→ **Goal**
Search the data below for the word "heading" and copy each line that holds it.

--- Excerpted data ---

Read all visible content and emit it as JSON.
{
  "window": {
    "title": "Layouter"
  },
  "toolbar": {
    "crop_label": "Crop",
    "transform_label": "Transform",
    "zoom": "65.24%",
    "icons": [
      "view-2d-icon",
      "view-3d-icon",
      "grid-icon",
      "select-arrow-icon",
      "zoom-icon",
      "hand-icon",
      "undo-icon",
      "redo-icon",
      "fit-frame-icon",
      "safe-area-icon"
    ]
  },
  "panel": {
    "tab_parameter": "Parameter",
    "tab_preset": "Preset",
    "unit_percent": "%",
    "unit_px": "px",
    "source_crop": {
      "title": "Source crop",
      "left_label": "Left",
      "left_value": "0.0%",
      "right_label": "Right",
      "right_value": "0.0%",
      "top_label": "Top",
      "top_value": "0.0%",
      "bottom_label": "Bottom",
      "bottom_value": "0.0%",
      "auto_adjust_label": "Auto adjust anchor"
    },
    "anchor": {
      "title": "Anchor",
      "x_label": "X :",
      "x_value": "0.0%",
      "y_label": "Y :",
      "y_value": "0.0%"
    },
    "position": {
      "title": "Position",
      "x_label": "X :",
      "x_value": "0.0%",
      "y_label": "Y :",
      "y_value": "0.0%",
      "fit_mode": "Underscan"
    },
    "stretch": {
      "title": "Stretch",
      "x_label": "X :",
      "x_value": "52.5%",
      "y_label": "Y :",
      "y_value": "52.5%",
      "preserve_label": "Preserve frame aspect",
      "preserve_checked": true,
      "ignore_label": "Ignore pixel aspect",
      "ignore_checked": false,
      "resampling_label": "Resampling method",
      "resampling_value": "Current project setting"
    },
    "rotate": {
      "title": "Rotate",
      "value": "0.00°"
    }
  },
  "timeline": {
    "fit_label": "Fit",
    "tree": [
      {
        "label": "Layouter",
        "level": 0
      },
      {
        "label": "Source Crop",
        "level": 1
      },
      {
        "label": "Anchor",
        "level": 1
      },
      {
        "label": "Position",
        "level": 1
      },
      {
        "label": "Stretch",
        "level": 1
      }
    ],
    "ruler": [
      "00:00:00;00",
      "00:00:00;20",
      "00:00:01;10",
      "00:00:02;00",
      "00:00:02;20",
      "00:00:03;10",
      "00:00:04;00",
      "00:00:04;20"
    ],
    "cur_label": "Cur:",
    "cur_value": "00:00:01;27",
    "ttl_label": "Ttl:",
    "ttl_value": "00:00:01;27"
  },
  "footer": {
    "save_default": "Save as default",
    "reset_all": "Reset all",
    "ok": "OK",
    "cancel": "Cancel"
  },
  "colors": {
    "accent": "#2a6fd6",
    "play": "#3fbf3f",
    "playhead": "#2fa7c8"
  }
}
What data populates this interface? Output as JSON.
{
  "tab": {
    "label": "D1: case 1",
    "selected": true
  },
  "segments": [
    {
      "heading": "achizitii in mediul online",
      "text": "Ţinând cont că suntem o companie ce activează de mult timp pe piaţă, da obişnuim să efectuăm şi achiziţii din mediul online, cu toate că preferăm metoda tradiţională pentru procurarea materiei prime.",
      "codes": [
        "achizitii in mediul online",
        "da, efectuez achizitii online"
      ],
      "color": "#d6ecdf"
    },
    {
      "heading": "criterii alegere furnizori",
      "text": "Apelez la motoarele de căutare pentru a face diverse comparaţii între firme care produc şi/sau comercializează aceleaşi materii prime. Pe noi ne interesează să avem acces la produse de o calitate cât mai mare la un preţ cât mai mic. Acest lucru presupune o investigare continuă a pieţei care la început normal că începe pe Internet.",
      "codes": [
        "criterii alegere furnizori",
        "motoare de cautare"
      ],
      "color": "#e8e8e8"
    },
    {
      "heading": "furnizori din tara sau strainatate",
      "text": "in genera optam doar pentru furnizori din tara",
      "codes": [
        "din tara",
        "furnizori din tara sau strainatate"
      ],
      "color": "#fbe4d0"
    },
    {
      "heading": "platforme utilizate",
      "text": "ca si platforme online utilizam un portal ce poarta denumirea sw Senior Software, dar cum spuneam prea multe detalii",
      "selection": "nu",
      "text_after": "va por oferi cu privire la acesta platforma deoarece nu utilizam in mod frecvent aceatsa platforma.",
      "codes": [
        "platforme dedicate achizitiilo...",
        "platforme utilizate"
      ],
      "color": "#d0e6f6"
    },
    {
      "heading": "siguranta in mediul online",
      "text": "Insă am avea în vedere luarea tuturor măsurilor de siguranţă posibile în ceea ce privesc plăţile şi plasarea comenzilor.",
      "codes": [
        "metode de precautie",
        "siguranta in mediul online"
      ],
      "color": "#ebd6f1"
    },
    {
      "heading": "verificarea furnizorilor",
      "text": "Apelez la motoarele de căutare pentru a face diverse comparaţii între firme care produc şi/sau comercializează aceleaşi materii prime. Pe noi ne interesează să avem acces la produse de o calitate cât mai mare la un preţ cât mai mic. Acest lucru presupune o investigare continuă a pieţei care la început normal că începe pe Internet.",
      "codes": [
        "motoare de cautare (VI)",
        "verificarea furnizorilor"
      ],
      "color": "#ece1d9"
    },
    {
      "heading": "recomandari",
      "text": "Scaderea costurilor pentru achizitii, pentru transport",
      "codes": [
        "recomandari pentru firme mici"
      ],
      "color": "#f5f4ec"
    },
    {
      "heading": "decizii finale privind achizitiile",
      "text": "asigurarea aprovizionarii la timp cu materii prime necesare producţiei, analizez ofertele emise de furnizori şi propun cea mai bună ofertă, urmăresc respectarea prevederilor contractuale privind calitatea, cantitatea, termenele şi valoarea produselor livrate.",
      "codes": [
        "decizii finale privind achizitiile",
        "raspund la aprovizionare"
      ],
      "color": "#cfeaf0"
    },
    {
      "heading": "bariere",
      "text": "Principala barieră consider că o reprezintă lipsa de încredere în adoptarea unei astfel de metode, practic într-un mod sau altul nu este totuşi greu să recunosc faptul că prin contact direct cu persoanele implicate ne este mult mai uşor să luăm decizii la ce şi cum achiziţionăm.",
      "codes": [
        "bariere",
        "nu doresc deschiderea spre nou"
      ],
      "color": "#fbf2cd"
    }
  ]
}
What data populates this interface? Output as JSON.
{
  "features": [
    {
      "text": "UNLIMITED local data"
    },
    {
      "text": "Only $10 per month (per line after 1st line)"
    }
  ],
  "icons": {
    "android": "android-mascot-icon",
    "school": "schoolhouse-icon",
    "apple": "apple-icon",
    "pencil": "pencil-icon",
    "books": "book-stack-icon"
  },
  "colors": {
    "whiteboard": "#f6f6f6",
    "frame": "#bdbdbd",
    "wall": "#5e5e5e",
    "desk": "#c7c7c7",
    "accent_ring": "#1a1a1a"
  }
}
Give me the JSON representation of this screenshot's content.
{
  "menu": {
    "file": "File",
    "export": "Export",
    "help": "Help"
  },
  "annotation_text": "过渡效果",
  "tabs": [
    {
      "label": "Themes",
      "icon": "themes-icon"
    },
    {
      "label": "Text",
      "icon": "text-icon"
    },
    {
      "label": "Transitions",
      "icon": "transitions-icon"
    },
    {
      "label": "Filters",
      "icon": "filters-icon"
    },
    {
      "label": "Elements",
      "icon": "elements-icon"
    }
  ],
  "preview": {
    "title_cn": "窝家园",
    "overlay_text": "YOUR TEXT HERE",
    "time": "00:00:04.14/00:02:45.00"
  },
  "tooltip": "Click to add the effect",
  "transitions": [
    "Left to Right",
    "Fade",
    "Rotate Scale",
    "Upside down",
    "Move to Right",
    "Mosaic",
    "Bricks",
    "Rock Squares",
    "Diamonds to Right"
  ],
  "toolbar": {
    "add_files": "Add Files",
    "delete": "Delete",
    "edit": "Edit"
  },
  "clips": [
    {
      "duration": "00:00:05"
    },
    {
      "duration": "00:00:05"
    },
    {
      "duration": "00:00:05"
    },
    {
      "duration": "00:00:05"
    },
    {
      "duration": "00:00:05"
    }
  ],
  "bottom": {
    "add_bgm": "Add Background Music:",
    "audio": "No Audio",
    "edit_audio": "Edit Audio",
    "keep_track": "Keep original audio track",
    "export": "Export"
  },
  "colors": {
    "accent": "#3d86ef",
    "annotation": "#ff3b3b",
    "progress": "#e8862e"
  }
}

---

→ **Correct result**
      "heading": "achizitii in mediul online",
      "heading": "criterii alegere furnizori",
      "heading": "furnizori din tara sau strainatate",
      "heading": "platforme utilizate",
      "heading": "siguranta in mediul online",
      "heading": "verificarea furnizorilor",
      "heading": "recomandari",
      "heading": "decizii finale privind achizitiile",
      "heading": "bariere",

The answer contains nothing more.